Mientras se sigue sin noticias de Arenas en la Ejecutiva del PP después de su primera victoria electoral en Andalucía y su cuarto fracaso en el intento de acceder al gobierno regional -que es lo que tiene eso de las coaliciones post electorales que César Vidal cuando le viene bien califica de golpes de Estado- el nuevo caballo de batalla de esta política nuestra que no es política sino poder es la trasparencia.
Y, pese a que hay que reconocer que la intención parece buena y apropiada, parece democrática y justa, como siempre en el Occidente Atlántico y en España sobre todo -que es más de oscurantismo que de opacidad- las cosas no se hacen del todo, no se abordan del todo, no se llevan a cabo hasta las últimas consecuencias por el miedo, el auténtico pavor, de aquellos que las utilizan como armas electorales de verse devoradas por su propia creación.
Una ley de transparencia que sin negar el avance que supone, nace muerte, porque nace con la imposibilidad de crecer, con la capacidad de movimiento cercenada en su origen.
La trasparencia exige que todo se vea, eso es una propiedad inmanente a la definición, así que cualquier legislación que imponga transparencia y que no incluya la totalidad de los ámbitos ya no es transparente, ya se agota en sí misma.
Y en esta nuestra, demasiadas cosas quedan fuera.

▶ _LISTADO_
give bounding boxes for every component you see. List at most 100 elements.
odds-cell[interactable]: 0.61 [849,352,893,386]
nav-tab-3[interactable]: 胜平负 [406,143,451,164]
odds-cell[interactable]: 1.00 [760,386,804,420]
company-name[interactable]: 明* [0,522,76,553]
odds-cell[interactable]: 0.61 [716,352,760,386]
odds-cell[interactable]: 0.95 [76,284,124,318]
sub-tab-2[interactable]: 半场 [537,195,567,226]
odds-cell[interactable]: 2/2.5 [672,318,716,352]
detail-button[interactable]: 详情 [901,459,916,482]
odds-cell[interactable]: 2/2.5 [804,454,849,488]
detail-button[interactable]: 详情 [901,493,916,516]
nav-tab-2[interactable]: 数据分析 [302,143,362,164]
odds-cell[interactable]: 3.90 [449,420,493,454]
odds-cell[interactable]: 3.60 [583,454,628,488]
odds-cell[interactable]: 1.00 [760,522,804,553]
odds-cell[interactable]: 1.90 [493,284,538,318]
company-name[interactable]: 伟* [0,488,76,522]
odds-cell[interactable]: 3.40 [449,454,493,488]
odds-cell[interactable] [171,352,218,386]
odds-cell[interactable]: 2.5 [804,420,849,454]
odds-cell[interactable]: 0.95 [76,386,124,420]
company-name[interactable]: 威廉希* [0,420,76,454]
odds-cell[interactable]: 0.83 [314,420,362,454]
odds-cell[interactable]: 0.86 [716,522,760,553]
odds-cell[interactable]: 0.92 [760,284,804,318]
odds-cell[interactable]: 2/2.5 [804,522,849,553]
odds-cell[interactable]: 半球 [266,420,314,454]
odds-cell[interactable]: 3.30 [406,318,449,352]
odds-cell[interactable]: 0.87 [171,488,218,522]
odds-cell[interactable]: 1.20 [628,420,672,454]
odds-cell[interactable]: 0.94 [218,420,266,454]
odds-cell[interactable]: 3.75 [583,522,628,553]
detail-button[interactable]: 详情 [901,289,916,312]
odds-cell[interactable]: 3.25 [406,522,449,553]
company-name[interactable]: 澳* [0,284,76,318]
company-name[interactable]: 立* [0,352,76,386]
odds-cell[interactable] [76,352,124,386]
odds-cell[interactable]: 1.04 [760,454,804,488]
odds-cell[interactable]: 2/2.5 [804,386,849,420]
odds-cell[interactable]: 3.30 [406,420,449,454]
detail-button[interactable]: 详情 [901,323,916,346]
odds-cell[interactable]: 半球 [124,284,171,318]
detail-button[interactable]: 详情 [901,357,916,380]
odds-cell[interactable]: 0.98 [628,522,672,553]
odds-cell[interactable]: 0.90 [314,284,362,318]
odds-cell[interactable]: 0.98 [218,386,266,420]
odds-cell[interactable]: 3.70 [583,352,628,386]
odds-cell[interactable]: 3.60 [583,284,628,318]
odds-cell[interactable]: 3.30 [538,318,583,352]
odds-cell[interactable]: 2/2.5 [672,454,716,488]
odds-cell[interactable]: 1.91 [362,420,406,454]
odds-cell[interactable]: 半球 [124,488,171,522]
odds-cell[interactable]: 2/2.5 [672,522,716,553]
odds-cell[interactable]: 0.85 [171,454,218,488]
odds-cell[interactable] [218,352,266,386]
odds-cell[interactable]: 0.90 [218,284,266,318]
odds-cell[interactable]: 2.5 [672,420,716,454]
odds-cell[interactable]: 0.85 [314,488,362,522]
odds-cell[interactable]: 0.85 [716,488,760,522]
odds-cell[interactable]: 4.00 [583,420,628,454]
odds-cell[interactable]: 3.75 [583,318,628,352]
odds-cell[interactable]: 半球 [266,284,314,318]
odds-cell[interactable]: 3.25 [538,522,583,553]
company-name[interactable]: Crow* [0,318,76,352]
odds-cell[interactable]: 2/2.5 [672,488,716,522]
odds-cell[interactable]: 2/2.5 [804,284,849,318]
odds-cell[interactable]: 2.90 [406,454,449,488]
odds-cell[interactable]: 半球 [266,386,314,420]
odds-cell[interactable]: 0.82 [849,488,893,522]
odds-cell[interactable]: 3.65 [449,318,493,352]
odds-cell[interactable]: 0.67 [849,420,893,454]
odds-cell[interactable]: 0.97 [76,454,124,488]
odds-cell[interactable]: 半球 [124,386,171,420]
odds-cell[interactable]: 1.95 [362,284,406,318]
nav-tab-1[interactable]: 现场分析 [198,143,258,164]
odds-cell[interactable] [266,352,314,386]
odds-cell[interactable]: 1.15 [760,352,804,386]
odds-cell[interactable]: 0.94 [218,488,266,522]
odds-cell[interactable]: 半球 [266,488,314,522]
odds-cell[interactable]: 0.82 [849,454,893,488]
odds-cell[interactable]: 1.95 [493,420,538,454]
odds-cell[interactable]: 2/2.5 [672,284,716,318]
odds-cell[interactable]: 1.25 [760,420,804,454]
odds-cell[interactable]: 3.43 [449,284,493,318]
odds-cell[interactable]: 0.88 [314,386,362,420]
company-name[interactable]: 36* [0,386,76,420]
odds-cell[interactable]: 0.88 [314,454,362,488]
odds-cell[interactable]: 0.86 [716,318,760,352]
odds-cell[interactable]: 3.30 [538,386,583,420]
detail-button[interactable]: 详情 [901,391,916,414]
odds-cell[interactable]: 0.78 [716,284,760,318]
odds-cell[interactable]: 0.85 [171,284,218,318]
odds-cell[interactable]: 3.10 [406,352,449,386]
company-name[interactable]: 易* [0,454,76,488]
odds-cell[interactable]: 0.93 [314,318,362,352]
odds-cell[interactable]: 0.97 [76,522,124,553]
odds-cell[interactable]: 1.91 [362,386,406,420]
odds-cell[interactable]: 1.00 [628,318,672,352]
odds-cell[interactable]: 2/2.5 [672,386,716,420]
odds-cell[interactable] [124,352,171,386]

▶ _INSTRUCCIONES_
(1) Reescribe las entradas del listado desde la primera hasta la línea que contiene "odds-cell[interactable]: 0.86 [716,522,760,553]", ambas incluidas, cambiando "company-name" por "provider-name" y dejando todo lo demás igual.
(2) Prosigue el texto sobre la ley de transparencia a partir de su última oración.

▶ _RESULTADOS_
(1)
give bounding boxes for every component you see. List at most 100 elements.
odds-cell[interactable]: 0.61 [849,352,893,386]
nav-tab-3[interactable]: 胜平负 [406,143,451,164]
odds-cell[interactable]: 1.00 [760,386,804,420]
provider-name[interactable]: 明* [0,522,76,553]
odds-cell[interactable]: 0.61 [716,352,760,386]
odds-cell[interactable]: 0.95 [76,284,124,318]
sub-tab-2[interactable]: 半场 [537,195,567,226]
odds-cell[interactable]: 2/2.5 [672,318,716,352]
detail-button[interactable]: 详情 [901,459,916,482]
odds-cell[interactable]: 2/2.5 [804,454,849,488]
detail-button[interactable]: 详情 [901,493,916,516]
nav-tab-2[interactable]: 数据分析 [302,143,362,164]
odds-cell[interactable]: 3.90 [449,420,493,454]
odds-cell[interactable]: 3.60 [583,454,628,488]
odds-cell[interactable]: 1.00 [760,522,804,553]
odds-cell[interactable]: 1.90 [493,284,538,318]
provider-name[interactable]: 伟* [0,488,76,522]
odds-cell[interactable]: 3.40 [449,454,493,488]
odds-cell[interactable] [171,352,218,386]
odds-cell[interactable]: 2.5 [804,420,849,454]
odds-cell[interactable]: 0.95 [76,386,124,420]
provider-name[interactable]: 威廉希* [0,420,76,454]
odds-cell[interactable]: 0.83 [314,420,362,454]
odds-cell[interactable]: 0.86 [716,522,760,553]

(2)
No es que seamos como los estadounidenses, líderes mundiales en simular transparencia legal y cubrirla posteriormente bajo el velo irrompible de la seguridad nacional. No es que nos inventemos una causa por la cual esa transparencia se convierte no ya en opacidad, sino en oscuridad sideral. Es que nosotros lo hacemos porque sí.
Para empezar dejamos fuera a la Casa Real ¿por qué?, pues tampoco se explica muy bien. Quizás sea porque el hecho de que perseveremos en nuestra cerrazón histórica y evolutiva de seguir considerando a la monarquía impermeable a la ley y por tanto irresponsable ante ella, haga que resulte más fácil y menos traumático que ignoremos si incumplen la ley para que luego no tengamos que sentirnos frustrados por tener que soportar que no tengan que responder de esos delitos.
Así que en esencia esa ley permite que sigamos entregándole un cheque en blanco a La Casa Real cada año sin poder saber en qué se gastan nuestro dinero, para qué lo utilizan o cómo estructuran sus cuentas.
Claro que existe el control parlamentario, pero todos sabemos cómo funciona. Alzamos la mano al unísono para aprobarlo en la comisión que corresponda sin ni siquiera leerlo. Que a nadie le gusta destapar en ese ámbito la caja de los truenos. Y el ciudadano que confíe en nosotros, que para eso nos ha votado.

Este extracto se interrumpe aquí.